<<<<

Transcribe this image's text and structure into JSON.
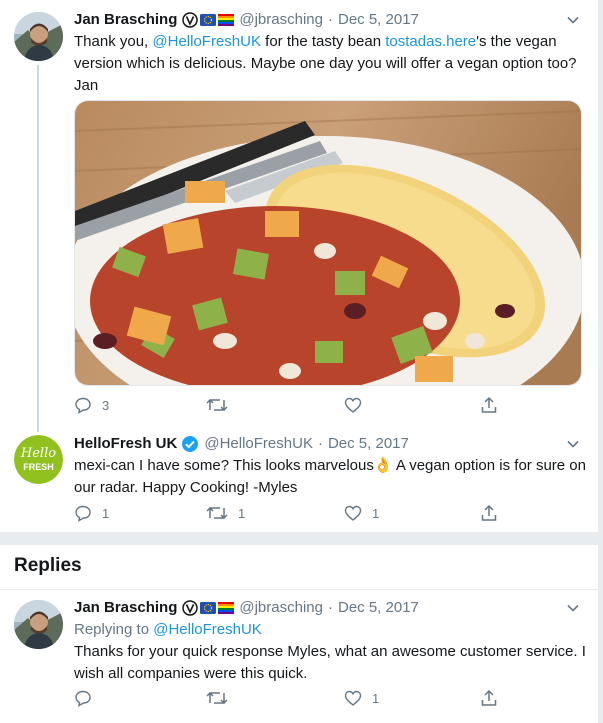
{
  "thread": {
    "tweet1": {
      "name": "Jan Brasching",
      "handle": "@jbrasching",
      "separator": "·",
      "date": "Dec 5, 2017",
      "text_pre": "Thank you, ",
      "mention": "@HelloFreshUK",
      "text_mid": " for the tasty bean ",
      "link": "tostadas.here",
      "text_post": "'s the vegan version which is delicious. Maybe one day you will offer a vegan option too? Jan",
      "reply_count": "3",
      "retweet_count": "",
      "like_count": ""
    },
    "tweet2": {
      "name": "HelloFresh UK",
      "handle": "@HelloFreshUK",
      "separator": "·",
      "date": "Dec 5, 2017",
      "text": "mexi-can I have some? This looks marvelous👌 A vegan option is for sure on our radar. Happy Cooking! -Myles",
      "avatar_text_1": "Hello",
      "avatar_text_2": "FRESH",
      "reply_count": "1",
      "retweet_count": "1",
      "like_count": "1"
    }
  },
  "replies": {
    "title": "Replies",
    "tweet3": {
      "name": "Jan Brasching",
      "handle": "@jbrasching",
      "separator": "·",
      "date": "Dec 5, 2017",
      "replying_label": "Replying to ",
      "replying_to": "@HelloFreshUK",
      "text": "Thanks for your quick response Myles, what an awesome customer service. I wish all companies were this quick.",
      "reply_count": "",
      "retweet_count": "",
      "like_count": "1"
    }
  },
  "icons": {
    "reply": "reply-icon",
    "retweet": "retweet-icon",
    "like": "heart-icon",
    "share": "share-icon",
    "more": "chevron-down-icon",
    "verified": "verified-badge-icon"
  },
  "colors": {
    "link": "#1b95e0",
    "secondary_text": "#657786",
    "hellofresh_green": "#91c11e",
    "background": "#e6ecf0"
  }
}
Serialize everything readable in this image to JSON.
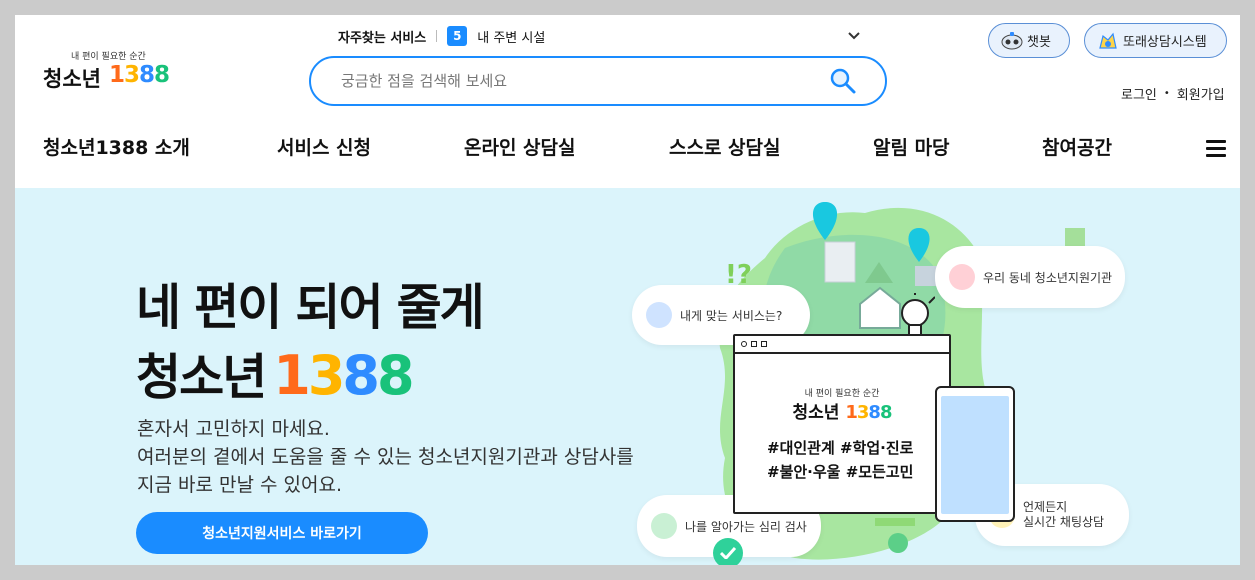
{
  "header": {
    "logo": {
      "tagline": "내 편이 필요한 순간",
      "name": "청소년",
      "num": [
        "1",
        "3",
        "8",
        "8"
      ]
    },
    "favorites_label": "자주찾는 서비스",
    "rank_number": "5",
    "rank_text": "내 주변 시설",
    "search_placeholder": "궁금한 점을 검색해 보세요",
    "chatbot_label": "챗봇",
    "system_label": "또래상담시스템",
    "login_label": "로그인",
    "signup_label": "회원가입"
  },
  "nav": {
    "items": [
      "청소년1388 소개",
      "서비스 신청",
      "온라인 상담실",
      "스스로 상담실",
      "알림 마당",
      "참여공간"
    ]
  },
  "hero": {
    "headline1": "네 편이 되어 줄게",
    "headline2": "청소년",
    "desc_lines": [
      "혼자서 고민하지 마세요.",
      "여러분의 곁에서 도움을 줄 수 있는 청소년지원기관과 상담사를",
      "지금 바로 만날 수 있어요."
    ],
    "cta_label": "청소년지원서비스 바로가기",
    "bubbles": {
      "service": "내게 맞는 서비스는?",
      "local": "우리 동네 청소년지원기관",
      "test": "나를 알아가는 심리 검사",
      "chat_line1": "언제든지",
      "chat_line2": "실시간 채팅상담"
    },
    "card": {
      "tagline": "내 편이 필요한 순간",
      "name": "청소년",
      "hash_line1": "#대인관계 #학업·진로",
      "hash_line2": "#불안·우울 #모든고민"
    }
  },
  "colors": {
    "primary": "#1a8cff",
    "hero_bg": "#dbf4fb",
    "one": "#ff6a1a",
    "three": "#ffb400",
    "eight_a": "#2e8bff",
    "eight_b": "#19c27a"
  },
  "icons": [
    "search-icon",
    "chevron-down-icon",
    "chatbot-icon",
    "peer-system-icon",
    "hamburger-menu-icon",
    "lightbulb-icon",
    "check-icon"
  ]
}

>>>>

Required task
Return each line of the listing that holds the string "Myles".

Result of the exercise
      "text": "mexi-can I have some? This looks marvelous👌 A vegan option is for sure on our radar. Happy Cooking! -Myles",
      "text": "Thanks for your quick response Myles, what an awesome customer service. I wish all companies were this quick.",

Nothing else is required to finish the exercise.